* [REQUIREMENTS]
Write each line out again exactly as written.

* [AVAILABLE RECORDS]
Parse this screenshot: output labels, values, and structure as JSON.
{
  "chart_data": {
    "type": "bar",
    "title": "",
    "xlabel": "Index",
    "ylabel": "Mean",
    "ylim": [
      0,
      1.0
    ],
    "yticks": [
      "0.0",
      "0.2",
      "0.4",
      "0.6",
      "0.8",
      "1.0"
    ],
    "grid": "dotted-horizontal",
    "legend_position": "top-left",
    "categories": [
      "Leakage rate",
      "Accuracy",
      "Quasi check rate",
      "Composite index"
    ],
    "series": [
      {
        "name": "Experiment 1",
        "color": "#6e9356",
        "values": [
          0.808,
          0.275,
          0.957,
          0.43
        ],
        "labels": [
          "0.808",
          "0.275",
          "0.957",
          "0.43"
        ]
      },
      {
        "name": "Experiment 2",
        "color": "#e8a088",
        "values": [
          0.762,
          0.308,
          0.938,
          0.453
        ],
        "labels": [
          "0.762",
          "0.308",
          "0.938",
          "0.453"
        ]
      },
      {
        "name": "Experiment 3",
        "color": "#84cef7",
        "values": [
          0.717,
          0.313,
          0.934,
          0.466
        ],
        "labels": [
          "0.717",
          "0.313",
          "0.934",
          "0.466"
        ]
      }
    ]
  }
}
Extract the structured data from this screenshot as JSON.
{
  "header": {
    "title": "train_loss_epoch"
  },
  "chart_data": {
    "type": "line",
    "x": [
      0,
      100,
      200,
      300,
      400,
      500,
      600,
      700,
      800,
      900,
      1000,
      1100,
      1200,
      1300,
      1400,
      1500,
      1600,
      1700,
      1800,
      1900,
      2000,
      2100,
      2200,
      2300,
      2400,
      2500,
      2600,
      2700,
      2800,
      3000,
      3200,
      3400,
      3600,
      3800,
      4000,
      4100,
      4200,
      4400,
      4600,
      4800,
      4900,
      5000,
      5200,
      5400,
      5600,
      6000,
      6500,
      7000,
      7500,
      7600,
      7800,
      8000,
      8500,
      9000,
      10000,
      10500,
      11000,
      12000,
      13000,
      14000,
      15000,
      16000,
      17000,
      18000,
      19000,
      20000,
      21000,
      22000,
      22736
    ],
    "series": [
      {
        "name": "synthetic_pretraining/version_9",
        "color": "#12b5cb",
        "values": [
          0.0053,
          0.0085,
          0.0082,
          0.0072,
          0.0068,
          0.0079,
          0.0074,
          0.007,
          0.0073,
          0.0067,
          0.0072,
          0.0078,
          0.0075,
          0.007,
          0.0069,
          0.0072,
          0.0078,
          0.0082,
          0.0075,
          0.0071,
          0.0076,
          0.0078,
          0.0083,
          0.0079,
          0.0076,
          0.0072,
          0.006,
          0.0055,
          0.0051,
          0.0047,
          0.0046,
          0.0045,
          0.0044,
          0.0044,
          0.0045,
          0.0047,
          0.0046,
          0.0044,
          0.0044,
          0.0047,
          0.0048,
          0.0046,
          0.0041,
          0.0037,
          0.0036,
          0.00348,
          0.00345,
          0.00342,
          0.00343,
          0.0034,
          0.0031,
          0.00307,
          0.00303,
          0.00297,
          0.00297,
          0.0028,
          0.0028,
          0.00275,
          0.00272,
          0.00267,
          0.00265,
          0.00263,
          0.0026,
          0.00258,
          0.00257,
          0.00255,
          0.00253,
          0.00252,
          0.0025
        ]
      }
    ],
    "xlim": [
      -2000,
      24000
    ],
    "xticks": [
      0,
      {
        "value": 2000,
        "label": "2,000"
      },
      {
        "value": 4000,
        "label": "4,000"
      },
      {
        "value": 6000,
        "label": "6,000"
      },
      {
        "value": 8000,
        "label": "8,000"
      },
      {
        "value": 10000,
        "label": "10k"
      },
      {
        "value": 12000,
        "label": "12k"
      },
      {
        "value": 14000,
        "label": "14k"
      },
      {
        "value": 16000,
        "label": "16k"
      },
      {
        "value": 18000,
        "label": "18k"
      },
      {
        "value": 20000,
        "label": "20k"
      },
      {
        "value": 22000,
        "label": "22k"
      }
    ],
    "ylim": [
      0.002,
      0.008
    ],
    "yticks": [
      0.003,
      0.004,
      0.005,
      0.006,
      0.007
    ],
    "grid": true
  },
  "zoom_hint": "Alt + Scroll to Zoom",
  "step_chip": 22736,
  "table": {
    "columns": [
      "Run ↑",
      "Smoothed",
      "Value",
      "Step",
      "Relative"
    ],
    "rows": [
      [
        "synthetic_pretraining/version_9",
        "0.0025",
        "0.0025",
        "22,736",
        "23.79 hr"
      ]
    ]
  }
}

* [TASK SOLUTION]
Parse this screenshot: output labels, values, and structure as JSON.
{
  "chart_data": {
    "type": "bar",
    "title": "",
    "xlabel": "Index",
    "ylabel": "Mean",
    "ylim": [
      0,
      1.0
    ],
    "yticks": [
      "0.0",
      "0.2",
      "0.4",
      "0.6",
      "0.8",
      "1.0"
    ],
    "grid": "dotted-horizontal",
    "legend_position": "top-left",
    "categories": [
      "Leakage rate",
      "Accuracy",
      "Quasi check rate",
      "Composite index"
    ],
    "series": [
      {
        "name": "Experiment 1",
        "color": "#6e9356",
        "values": [
          0.808,
          0.275,
          0.957,
          0.43
        ],
        "labels": [
          "0.808",
          "0.275",
          "0.957",
          "0.43"
        ]
      },
      {
        "name": "Experiment 2",
        "color": "#e8a088",
        "values": [
          0.762,
          0.308,
          0.938,
          0.453
        ],
        "labels": [
          "0.762",
          "0.308",
          "0.938",
          "0.453"
        ]
      },
      {
        "name": "Experiment 3",
        "color": "#84cef7",
        "values": [
          0.717,
          0.313,
          0.934,
          0.466
        ],
        "labels": [
          "0.717",
          "0.313",
          "0.934",
          "0.466"
        ]
      }
    ]
  }
}
Extract the structured data from this screenshot as JSON.
{
  "header": {
    "title": "train_loss_epoch"
  },
  "chart_data": {
    "type": "line",
    "x": [
      0,
      100,
      200,
      300,
      400,
      500,
      600,
      700,
      800,
      900,
      1000,
      1100,
      1200,
      1300,
      1400,
      1500,
      1600,
      1700,
      1800,
      1900,
      2000,
      2100,
      2200,
      2300,
      2400,
      2500,
      2600,
      2700,
      2800,
      3000,
      3200,
      3400,
      3600,
      3800,
      4000,
      4100,
      4200,
      4400,
      4600,
      4800,
      4900,
      5000,
      5200,
      5400,
      5600,
      6000,
      6500,
      7000,
      7500,
      7600,
      7800,
      8000,
      8500,
      9000,
      10000,
      10500,
      11000,
      12000,
      13000,
      14000,
      15000,
      16000,
      17000,
      18000,
      19000,
      20000,
      21000,
      22000,
      22736
    ],
    "series": [
      {
        "name": "synthetic_pretraining/version_9",
        "color": "#12b5cb",
        "values": [
          0.0053,
          0.0085,
          0.0082,
          0.0072,
          0.0068,
          0.0079,
          0.0074,
          0.007,
          0.0073,
          0.0067,
          0.0072,
          0.0078,
          0.0075,
          0.007,
          0.0069,
          0.0072,
          0.0078,
          0.0082,
          0.0075,
          0.0071,
          0.0076,
          0.0078,
          0.0083,
          0.0079,
          0.0076,
          0.0072,
          0.006,
          0.0055,
          0.0051,
          0.0047,
          0.0046,
          0.0045,
          0.0044,
          0.0044,
          0.0045,
          0.0047,
          0.0046,
          0.0044,
          0.0044,
          0.0047,
          0.0048,
          0.0046,
          0.0041,
          0.0037,
          0.0036,
          0.00348,
          0.00345,
          0.00342,
          0.00343,
          0.0034,
          0.0031,
          0.00307,
          0.00303,
          0.00297,
          0.00297,
          0.0028,
          0.0028,
          0.00275,
          0.00272,
          0.00267,
          0.00265,
          0.00263,
          0.0026,
          0.00258,
          0.00257,
          0.00255,
          0.00253,
          0.00252,
          0.0025
        ]
      }
    ],
    "xlim": [
      -2000,
      24000
    ],
    "xticks": [
      0,
      {
        "value": 2000,
        "label": "2,000"
      },
      {
        "value": 4000,
        "label": "4,000"
      },
      {
        "value": 6000,
        "label": "6,000"
      },
      {
        "value": 8000,
        "label": "8,000"
      },
      {
        "value": 10000,
        "label": "10k"
      },
      {
        "value": 12000,
        "label": "12k"
      },
      {
        "value": 14000,
        "label": "14k"
      },
      {
        "value": 16000,
        "label": "16k"
      },
      {
        "value": 18000,
        "label": "18k"
      },
      {
        "value": 20000,
        "label": "20k"
      },
      {
        "value": 22000,
        "label": "22k"
      }
    ],
    "ylim": [
      0.002,
      0.008
    ],
    "yticks": [
      0.003,
      0.004,
      0.005,
      0.006,
      0.007
    ],
    "grid": true
  },
  "zoom_hint": "Alt + Scroll to Zoom",
  "step_chip": 22736,
  "table": {
    "columns": [
      "Run ↑",
      "Smoothed",
      "Value",
      "Step",
      "Relative"
    ],
    "rows": [
      [
        "synthetic_pretraining/version_9",
        "0.0025",
        "0.0025",
        "22,736",
        "23.79 hr"
      ]
    ]
  }
}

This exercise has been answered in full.